Task set ▸
A - Decide whether each statement below agrees with the Special Treatment review. Answer yes or no for each, and quote the exact words of the review that settle it.
(i) Xavier works as a psychoanalyst.
(ii) Alice seeks professional help after she has to defend herself from an aggressive customer.
(iii) The film was directed by Bouli Lanners.
B - Transcribe the stretch of the Special Treatment review from "The French, or" through "her needy clients.".

Directed by Jeanne Labrune.
The French, or at least the French filmmakers, have always been very good at sex and Isabelle Huppert has become an expert, having played a prostitute in several films (Heaven’s Gate, Slow Motion, La Vie Promise) and pushed sexual boundaries in several others including The Piano Teacher. In Special Treatment she endears herself to audiences as Alice, a high-class prostitute who specialises in role-playing but can also exchange sex for an antique bowl that she happens to fancy. In a brilliant performance, the 58 year-old Huppert becomes a school girl, a dominatrix or a 1950s housewife to entertain her needy clients.
Then she meets a very difficult client Xavier (Bouli Lanners), an uptight psychoanalyst who had just separated from his wife and business partner. He doesn’t really know what he wants and, in some highly amusing sequences, she unsuccessfully tries several personas in order to carry out the seductions that she has been contracted to do. At the same time, Alice realises that she is not in Wonderland and doesn’t want to be in her current occupation any more. After she has to defend herself from an aggressive customer, she decides to seek professional help. Hoping that therapy will give her the strength to get another job, she tries consulting some of Xavier’s colleagues.

Given entries ▸
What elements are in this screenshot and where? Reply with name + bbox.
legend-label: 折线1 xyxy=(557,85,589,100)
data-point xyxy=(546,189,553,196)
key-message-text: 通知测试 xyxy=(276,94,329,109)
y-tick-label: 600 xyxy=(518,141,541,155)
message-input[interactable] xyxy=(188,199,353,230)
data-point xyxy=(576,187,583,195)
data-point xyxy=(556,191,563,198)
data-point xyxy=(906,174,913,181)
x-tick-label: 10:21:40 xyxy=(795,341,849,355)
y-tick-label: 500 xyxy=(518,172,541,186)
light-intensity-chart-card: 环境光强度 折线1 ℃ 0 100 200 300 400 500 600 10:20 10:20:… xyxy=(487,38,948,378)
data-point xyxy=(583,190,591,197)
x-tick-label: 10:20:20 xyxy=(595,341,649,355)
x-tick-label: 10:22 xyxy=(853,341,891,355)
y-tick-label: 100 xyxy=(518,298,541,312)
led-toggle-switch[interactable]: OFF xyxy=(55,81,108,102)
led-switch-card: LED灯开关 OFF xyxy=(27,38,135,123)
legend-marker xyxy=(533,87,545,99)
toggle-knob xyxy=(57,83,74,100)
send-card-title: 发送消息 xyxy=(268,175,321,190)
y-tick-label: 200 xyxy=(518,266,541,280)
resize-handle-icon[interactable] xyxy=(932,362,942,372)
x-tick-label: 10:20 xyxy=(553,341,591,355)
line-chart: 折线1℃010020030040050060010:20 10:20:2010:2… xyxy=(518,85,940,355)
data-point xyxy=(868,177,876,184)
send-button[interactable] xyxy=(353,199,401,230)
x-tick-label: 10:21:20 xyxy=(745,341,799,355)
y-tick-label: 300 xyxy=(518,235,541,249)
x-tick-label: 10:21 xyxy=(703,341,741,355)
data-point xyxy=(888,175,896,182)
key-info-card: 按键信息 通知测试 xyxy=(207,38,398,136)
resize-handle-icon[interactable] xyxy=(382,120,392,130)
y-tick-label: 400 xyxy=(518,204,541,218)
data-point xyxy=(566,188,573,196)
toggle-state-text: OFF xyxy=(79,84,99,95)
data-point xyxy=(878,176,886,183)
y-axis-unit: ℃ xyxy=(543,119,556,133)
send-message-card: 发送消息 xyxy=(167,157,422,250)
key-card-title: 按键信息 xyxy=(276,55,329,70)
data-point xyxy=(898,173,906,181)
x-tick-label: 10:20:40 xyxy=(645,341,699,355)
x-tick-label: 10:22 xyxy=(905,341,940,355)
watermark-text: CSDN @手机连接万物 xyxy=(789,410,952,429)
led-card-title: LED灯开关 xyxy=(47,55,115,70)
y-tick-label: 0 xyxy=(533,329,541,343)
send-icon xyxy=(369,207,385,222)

Responses by task ▸
A -
(i) Yes: "an uptight psychoanalyst"
(ii) Yes: "After she has to defend herself from an aggressive customer, she decides to seek professional help."
(iii) No: "Directed by Jeanne Labrune."

B -
The French, or at least the French filmmakers, have always been very good at sex and Isabelle Huppert has become an expert, having played a prostitute in several films (Heaven’s Gate, Slow Motion, La Vie Promise) and pushed sexual boundaries in several others including The Piano Teacher. In Special Treatment she endears herself to audiences as Alice, a high-class prostitute who specialises in role-playing but can also exchange sex for an antique bowl that she happens to fancy. In a brilliant performance, the 58 year-old Huppert becomes a school girl, a dominatrix or a 1950s housewife to entertain her needy clients.